» The request:
Copy each line of the data below with the word "color".
>>>>>
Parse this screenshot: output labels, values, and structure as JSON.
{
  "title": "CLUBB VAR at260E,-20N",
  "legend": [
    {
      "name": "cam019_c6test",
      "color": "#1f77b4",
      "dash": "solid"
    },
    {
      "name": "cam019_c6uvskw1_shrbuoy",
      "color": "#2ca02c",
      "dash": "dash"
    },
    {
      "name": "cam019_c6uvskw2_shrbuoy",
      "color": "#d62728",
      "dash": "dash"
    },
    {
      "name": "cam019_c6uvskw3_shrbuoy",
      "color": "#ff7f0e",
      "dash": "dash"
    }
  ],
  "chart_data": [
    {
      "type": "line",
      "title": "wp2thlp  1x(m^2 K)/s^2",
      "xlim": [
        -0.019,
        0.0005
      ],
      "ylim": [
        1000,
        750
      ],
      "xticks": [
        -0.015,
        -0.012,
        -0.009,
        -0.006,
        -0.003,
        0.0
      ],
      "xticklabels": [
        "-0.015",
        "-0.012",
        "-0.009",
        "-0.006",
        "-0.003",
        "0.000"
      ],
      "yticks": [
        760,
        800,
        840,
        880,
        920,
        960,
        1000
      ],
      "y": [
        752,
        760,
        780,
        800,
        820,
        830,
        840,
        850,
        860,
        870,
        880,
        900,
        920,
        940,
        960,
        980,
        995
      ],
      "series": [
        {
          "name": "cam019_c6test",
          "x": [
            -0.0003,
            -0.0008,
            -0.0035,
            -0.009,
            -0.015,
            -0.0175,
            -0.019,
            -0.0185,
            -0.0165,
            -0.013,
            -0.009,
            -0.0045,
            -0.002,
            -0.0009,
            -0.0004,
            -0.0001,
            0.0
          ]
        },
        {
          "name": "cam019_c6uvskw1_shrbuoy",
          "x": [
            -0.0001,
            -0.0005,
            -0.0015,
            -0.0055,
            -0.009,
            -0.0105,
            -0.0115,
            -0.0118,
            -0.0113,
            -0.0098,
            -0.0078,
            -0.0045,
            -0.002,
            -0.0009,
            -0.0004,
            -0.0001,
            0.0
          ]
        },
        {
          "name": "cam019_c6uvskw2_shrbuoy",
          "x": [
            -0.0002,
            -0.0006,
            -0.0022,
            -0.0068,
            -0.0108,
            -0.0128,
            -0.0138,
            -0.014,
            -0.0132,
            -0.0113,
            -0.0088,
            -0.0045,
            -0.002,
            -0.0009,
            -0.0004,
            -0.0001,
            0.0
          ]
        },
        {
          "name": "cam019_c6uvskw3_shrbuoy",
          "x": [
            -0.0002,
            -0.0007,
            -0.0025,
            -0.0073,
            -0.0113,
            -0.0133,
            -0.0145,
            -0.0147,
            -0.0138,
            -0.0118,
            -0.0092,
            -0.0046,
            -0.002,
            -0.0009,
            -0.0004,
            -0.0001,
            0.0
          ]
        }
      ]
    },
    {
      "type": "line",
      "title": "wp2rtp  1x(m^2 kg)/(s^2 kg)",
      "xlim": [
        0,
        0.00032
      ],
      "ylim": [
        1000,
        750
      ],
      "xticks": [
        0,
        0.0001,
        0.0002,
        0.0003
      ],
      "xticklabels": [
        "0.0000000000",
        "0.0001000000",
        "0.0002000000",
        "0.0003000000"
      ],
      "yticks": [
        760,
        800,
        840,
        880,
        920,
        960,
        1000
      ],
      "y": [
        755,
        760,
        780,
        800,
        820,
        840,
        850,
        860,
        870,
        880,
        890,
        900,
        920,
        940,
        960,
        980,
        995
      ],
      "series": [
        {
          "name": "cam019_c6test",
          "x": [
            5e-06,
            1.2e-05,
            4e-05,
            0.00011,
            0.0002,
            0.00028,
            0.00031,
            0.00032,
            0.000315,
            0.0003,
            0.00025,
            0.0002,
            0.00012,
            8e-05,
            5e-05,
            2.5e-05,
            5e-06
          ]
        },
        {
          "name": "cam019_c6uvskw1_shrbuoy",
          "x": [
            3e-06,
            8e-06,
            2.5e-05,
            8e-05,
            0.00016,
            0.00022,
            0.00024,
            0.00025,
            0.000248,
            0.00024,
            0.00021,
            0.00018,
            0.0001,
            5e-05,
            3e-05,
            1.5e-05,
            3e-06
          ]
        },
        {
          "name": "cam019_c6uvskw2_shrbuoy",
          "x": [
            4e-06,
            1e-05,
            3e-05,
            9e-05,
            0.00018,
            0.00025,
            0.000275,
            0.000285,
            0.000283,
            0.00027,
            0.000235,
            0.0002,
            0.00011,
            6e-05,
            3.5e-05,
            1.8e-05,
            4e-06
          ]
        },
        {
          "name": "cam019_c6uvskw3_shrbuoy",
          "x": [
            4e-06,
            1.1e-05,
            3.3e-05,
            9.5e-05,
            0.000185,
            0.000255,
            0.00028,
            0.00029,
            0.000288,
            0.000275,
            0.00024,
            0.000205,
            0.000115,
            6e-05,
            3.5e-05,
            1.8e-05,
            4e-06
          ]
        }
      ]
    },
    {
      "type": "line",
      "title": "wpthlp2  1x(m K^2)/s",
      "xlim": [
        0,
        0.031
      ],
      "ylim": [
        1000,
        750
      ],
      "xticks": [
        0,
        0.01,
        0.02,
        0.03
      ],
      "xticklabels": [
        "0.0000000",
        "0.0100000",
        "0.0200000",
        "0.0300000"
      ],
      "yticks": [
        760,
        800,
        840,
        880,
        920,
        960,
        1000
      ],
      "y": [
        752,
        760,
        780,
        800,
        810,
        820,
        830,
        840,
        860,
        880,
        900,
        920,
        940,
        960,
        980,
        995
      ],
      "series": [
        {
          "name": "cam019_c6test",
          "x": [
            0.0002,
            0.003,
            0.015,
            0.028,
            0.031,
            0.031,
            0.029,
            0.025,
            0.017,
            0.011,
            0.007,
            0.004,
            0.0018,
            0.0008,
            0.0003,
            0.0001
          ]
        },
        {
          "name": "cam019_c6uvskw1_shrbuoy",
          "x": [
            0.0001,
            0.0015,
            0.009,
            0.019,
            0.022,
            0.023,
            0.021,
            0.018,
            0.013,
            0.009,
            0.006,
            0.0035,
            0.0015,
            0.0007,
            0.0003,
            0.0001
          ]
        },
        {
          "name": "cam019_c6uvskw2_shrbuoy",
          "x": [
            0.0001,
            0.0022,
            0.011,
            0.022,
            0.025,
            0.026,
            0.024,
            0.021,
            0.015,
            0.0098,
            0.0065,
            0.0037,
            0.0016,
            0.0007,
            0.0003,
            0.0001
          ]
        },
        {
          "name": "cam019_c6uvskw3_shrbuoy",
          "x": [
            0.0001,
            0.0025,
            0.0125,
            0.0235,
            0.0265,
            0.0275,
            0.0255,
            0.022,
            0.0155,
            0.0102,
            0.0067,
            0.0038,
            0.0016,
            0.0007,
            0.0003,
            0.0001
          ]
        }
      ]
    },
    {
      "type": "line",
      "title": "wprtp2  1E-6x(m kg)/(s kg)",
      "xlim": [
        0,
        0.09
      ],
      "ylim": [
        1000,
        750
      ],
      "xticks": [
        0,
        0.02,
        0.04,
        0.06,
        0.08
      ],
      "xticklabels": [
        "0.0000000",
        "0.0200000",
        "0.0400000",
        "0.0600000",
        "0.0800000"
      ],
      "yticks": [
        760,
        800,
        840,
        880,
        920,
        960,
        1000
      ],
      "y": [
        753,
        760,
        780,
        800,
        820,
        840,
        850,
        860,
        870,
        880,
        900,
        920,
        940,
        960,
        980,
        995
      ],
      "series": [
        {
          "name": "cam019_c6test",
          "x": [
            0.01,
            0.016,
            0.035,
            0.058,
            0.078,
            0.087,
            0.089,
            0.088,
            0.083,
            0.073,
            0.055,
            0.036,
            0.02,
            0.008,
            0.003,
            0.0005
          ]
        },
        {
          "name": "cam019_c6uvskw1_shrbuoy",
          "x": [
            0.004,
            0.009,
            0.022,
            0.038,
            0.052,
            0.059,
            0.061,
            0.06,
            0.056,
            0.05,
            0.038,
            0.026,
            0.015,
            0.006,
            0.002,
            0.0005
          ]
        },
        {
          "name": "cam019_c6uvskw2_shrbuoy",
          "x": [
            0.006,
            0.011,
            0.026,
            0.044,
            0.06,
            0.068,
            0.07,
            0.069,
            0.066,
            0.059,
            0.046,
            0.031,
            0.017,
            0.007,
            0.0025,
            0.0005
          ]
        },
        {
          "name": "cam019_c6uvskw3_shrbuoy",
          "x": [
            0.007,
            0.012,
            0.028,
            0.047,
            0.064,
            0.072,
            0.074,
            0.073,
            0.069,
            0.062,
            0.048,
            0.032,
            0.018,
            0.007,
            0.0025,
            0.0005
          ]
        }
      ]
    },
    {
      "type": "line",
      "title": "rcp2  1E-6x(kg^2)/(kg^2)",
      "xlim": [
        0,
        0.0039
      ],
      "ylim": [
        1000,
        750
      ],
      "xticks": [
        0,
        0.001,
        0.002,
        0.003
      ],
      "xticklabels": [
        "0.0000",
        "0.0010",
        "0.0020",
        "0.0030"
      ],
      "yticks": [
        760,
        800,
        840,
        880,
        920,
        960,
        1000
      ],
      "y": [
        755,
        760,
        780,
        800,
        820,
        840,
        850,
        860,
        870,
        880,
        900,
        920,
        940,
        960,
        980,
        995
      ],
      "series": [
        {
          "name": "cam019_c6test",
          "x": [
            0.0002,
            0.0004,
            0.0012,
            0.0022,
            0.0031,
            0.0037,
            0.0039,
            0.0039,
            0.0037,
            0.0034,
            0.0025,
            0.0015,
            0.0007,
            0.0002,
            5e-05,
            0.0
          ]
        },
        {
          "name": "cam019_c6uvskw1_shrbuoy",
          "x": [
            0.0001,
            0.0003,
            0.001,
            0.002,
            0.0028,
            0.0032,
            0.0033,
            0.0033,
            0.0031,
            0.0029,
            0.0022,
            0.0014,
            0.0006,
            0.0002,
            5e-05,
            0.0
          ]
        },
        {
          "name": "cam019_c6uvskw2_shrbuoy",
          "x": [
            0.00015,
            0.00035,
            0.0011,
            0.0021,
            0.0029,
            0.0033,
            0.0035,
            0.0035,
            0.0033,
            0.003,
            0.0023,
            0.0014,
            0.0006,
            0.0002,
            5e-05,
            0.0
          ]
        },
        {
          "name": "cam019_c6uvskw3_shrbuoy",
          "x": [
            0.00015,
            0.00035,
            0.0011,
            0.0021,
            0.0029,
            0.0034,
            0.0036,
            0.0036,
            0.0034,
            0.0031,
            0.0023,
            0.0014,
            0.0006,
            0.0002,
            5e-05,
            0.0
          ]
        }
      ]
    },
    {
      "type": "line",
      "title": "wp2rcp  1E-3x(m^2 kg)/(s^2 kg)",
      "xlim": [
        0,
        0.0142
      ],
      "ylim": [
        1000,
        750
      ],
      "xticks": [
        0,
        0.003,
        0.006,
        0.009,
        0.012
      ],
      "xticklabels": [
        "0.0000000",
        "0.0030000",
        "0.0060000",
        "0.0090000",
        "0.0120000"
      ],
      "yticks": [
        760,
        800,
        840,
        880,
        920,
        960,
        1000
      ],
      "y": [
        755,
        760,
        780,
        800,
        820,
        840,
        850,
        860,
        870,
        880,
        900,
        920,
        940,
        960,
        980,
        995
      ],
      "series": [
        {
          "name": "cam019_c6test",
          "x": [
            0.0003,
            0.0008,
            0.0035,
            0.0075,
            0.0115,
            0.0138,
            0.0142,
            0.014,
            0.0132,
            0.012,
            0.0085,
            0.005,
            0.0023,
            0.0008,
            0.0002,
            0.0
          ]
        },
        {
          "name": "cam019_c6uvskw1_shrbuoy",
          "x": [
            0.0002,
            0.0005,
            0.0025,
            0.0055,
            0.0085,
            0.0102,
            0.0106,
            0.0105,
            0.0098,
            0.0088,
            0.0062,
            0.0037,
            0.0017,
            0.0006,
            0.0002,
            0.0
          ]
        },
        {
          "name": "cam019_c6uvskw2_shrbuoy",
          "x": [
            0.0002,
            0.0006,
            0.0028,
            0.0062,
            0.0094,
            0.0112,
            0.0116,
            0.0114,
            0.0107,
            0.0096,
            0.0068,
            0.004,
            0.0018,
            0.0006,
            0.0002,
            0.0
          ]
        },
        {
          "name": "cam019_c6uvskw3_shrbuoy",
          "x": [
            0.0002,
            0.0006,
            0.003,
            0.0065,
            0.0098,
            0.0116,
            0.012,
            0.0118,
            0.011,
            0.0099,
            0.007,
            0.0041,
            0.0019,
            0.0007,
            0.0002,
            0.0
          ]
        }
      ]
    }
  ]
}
<<<<<
» Solved problem:
      "color": "#1f77b4",
      "color": "#2ca02c",
      "color": "#d62728",
      "color": "#ff7f0e",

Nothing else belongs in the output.